## Exercise
Below are entries. Pull out all lines containing "assemblage".

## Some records
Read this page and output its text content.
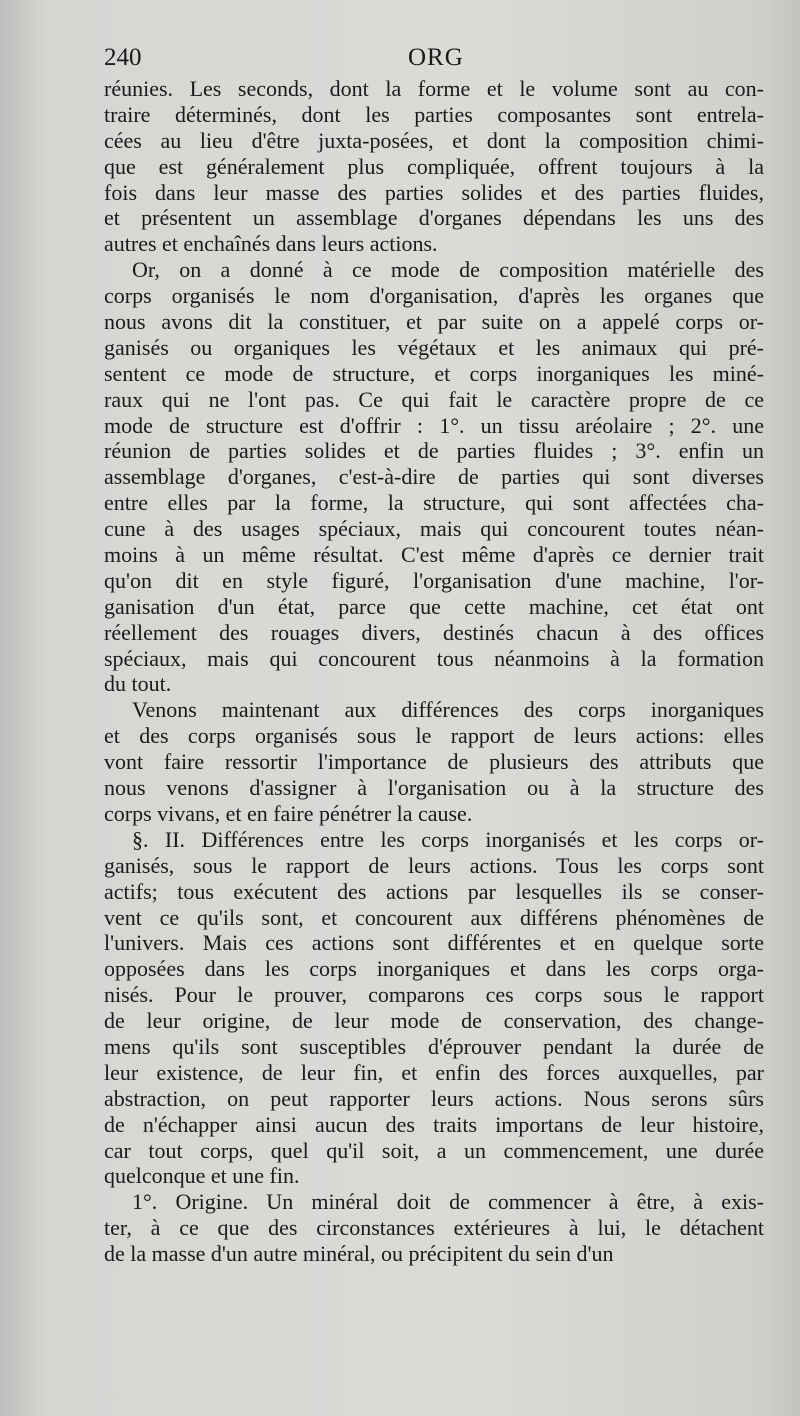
240	ORG
réunies. Les seconds, dont la forme et le volume sont au con-
traire déterminés, dont les parties composantes sont entrela-
cées au lieu d'être juxta-posées, et dont la composition chimi-
que est généralement plus compliquée, offrent toujours à la
fois dans leur masse des parties solides et des parties fluides,
et présentent un assemblage d'organes dépendans les uns des
autres et enchaînés dans leurs actions.
Or, on a donné à ce mode de composition matérielle des
corps organisés le nom d'organisation, d'après les organes que
nous avons dit la constituer, et par suite on a appelé corps or-
ganisés ou organiques les végétaux et les animaux qui pré-
sentent ce mode de structure, et corps inorganiques les miné-
raux qui ne l'ont pas. Ce qui fait le caractère propre de ce
mode de structure est d'offrir : 1°. un tissu aréolaire ; 2°. une
réunion de parties solides et de parties fluides ; 3°. enfin un
assemblage d'organes, c'est-à-dire de parties qui sont diverses
entre elles par la forme, la structure, qui sont affectées cha-
cune à des usages spéciaux, mais qui concourent toutes néan-
moins à un même résultat. C'est même d'après ce dernier trait
qu'on dit en style figuré, l'organisation d'une machine, l'or-
ganisation d'un état, parce que cette machine, cet état ont
réellement des rouages divers, destinés chacun à des offices
spéciaux, mais qui concourent tous néanmoins à la formation
du tout.
Venons maintenant aux différences des corps inorganiques
et des corps organisés sous le rapport de leurs actions: elles
vont faire ressortir l'importance de plusieurs des attributs que
nous venons d'assigner à l'organisation ou à la structure des
corps vivans, et en faire pénétrer la cause.
§. II. Différences entre les corps inorganisés et les corps or-
ganisés, sous le rapport de leurs actions. Tous les corps sont
actifs; tous exécutent des actions par lesquelles ils se conser-
vent ce qu'ils sont, et concourent aux différens phénomènes de
l'univers. Mais ces actions sont différentes et en quelque sorte
opposées dans les corps inorganiques et dans les corps orga-
nisés. Pour le prouver, comparons ces corps sous le rapport
de leur origine, de leur mode de conservation, des change-
mens qu'ils sont susceptibles d'éprouver pendant la durée de
leur existence, de leur fin, et enfin des forces auxquelles, par
abstraction, on peut rapporter leurs actions. Nous serons sûrs
de n'échapper ainsi aucun des traits importans de leur histoire,
car tout corps, quel qu'il soit, a un commencement, une durée
quelconque et une fin.
1°. Origine. Un minéral doit de commencer à être, à exis-
ter, à ce que des circonstances extérieures à lui, le détachent
de la masse d'un autre minéral, ou précipitent du sein d'un
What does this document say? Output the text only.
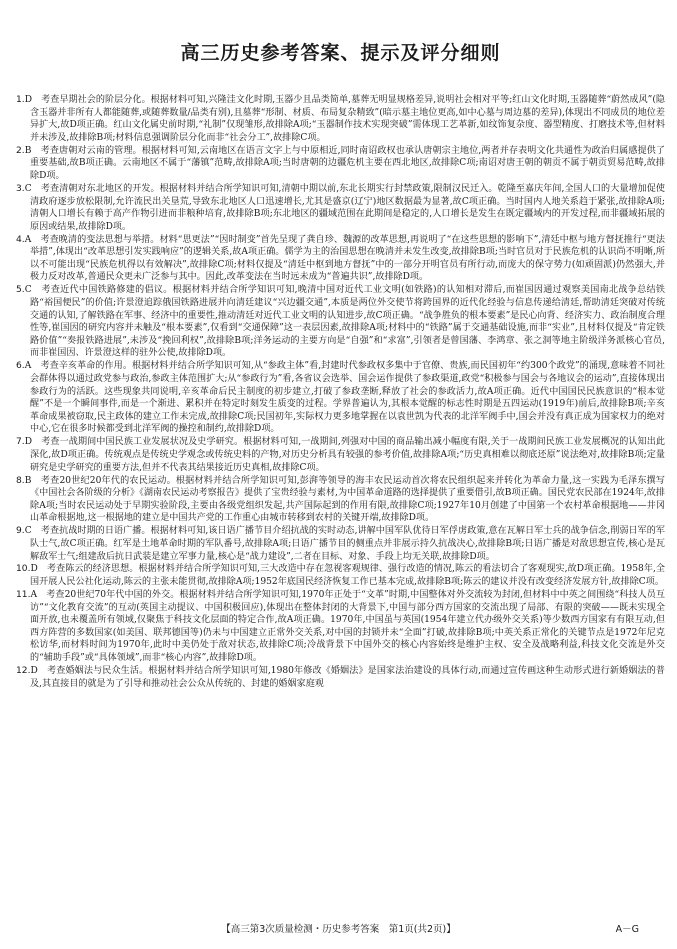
高三历史参考答案、提示及评分细则

1.D　考查早期社会的阶层分化。根据材料可知,兴隆洼文化时期,玉器少且品类简单,墓葬无明显规格差异,说明社会相对平等;红山文化时期,玉器随葬“蔚然成风”(隐含玉器并非所有人都能随葬,或随葬数量/品类有别),且墓葬“形制、材质、布局复杂精致”(暗示墓主地位更高,如中心墓与周边墓的差异),体现出不同成员的地位差异扩大,故D项正确。红山文化属史前时期,“礼制”仅现雏形,故排除A项;“玉器制作技术实现突破”需体现工艺革新,如纹饰复杂度、器型精度、打磨技术等,但材料并未涉及,故排除B项;材料信息强调阶层分化而非“社会分工”,故排除C项。

2.B　考查唐朝对云南的管理。根据材料可知,云南地区在语言文字上与中原相近,同时南诏政权也承认唐朝宗主地位,两者并存表明文化共通性为政治归属感提供了重要基础,故B项正确。云南地区不属于“藩镇”范畴,故排除A项;当时唐朝的边疆危机主要在西北地区,故排除C项;南诏对唐王朝的朝贡不属于朝贡贸易范畴,故排除D项。

3.C　考查清朝对东北地区的开发。根据材料并结合所学知识可知,清朝中期以前,东北长期实行封禁政策,限制汉民迁入。乾隆至嘉庆年间,全国人口的大量增加促使清政府逐步放松限制,允许流民出关垦荒,导致东北地区人口迅速增长,尤其是盛京(辽宁)地区数据最为显著,故C项正确。当时国内人地关系趋于紧张,故排除A项;清朝人口增长有赖于高产作物引进而非粮种培育,故排除B项;东北地区的疆域范围在此期间是稳定的,人口增长是发生在既定疆域内的开发过程,而非疆域拓展的原因或结果,故排除D项。

4.A　考查晚清的变法思想与举措。材料“思更法”“因时制变”首先呈现了龚自珍、魏源的改革思想,再说明了“在这些思想的影响下”,清廷中枢与地方督抚推行“更法举措”,体现出“改革思想引发实践响应”的逻辑关系,故A项正确。儒学为主的治国思想在晚清并未发生改变,故排除B项;当时官员对于民族危机的认识尚不明晰,所以不可能出现“民族危机得以有效解决”,故排除C项;材料仅提及“清廷中枢到地方督抚”中的一部分开明官员有所行动,而庞大的保守势力(如顽固派)仍然强大,并极力反对改革,普通民众更未广泛参与其中。因此,改革变法在当时远未成为“普遍共识”,故排除D项。

5.C　考查近代中国铁路修建的倡议。根据材料并结合所学知识可知,晚清中国对近代工业文明(如铁路)的认知相对滞后,而崔国因通过观察美国南北战争总结铁路“裕国便民”的价值;许景澄追踪俄国铁路进展并向清廷建议“兴边疆交通”,本质是两位外交使节将跨国界的近代化经验与信息传递给清廷,帮助清廷突破对传统交通的认知,了解铁路在军事、经济中的重要性,推动清廷对近代工业文明的认知进步,故C项正确。“战争胜负的根本要素”是民心向背、经济实力、政治制度合理性等,崔国因的研究内容并未触及“根本要素”,仅看到“交通保障”这一表层因素,故排除A项;材料中的“铁路”属于交通基础设施,而非“实业”,且材料仅提及“肯定铁路价值”“奏报铁路进展”,未涉及“挽回利权”,故排除B项;洋务运动的主要方向是“自强”和“求富”,引领者是曾国藩、李鸿章、张之洞等地主阶级洋务派核心官员,而非崔国因、许景澄这样的驻外公使,故排除D项。

6.A　考查辛亥革命的作用。根据材料并结合所学知识可知,从“参政主体”看,封建时代参政权多集中于官僚、贵族,而民国初年“约300个政党”的涌现,意味着不同社会群体得以通过政党参与政治,参政主体范围扩大;从“参政行为”看,各省议会选举、国会运作提供了参政渠道,政党“积极参与国会与各地议会的运动”,直接体现出参政行为的活跃。这些现象共同说明,辛亥革命后民主制度的初步建立,打破了参政垄断,释放了社会的参政活力,故A项正确。近代中国国民民族意识的“根本觉醒”不是一个瞬间事件,而是一个渐进、累积并在特定时刻发生质变的过程。学界普遍认为,其根本觉醒的标志性时期是五四运动(1919年)前后,故排除B项;辛亥革命成果被窃取,民主政体的建立工作未完成,故排除C项;民国初年,实际权力更多地掌握在以袁世凯为代表的北洋军阀手中,国会并没有真正成为国家权力的绝对中心,它在很多时候都受到北洋军阀的操控和制约,故排除D项。

7.D　考查一战期间中国民族工业发展状况及史学研究。根据材料可知,一战期间,列强对中国的商品输出减小幅度有限,关于一战期间民族工业发展概况的认知出此深化,故D项正确。传统观点是传统史学观念或传统史料的产物,对历史分析具有较强的参考价值,故排除A项;“历史真相难以彻底还原”说法绝对,故排除B项;定量研究是史学研究的重要方法,但并不代表其结果接近历史真相,故排除C项。

8.B　考查20世纪20年代的农民运动。根据材料并结合所学知识可知,彭湃等领导的海丰农民运动首次将农民组织起来并转化为革命力量,这一实践为毛泽东撰写《中国社会各阶级的分析》《湖南农民运动考察报告》提供了宝贵经验与素材,为中国革命道路的选择提供了重要借引,故B项正确。国民党农民部在1924年,故排除A项;当时农民运动处于早期实验阶段,主要由各级党组织发起,共产国际起到的作用有限,故排除C项;1927年10月创建了中国第一个农村革命根据地——井冈山革命根据地,这一根据地的建立是中国共产党的工作重心由城市转移到农村的关键开端,故排除D项。

9.C　考查抗战时期的日语广播。根据材料可知,该日语广播节目介绍抗战的实时动态,讲解中国军队优待日军俘虏政策,意在瓦解日军士兵的战争信念,削弱日军的军队士气,故C项正确。红军是土地革命时期的军队番号,故排除A项;日语广播节目的侧重点并非展示持久抗战决心,故排除B项;日语广播是对敌思想宣传,核心是瓦解敌军士气;组建敌后抗日武装是建立军事力量,核心是“战力建设”,二者在目标、对象、手段上均无关联,故排除D项。

10.D　考查陈云的经济思想。根据材料并结合所学知识可知,三大改造中存在忽视客观规律、强行改造的情况,陈云的看法切合了客观现实,故D项正确。1958年,全国开展人民公社化运动,陈云的主张未能贯彻,故排除A项;1952年底国民经济恢复工作已基本完成,故排除B项;陈云的建议并没有改变经济发展方针,故排除C项。

11.A　考查20世纪70年代中国的外交。根据材料并结合所学知识可知,1970年正处于“文革”时期,中国整体对外交流较为封闭,但材料中中英之间围绕“科技人员互访”“文化教育交流”的互动(英国主动提议、中国积极回应),体现出在整体封闭的大背景下,中国与部分西方国家的交流出现了局部、有限的突破——既未实现全面开放,也未覆盖所有领域,仅聚焦于科技文化层面的特定合作,故A项正确。1970年,中国虽与英国(1954年建立代办级外交关系)等少数西方国家有有限互动,但西方阵营的多数国家(如美国、联邦德国等)仍未与中国建立正常外交关系,对中国的封锁并未“全面”打破,故排除B项;中英关系正常化的关键节点是1972年尼克松访华,而材料时间为1970年,此时中美仍处于敌对状态,故排除C项;冷战背景下中国外交的核心内容始终是维护主权、安全及战略利益,科技文化交流是外交的“辅助手段”或“具体领域”,而非“核心内容”,故排除D项。

12.D　考查婚姻法与民众生活。根据材料并结合所学知识可知,1980年修改《婚姻法》是国家法治建设的具体行动,而通过宣传画这种生动形式进行新婚姻法的普及,其直接目的就是为了引导和推动社会公众从传统的、封建的婚姻家庭观

【高三第3次质量检测・历史参考答案　第1页(共2页)】	A－G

## Reply
et présentent un assemblage d'organes dépendans les uns des
assemblage d'organes, c'est-à-dire de parties qui sont diverses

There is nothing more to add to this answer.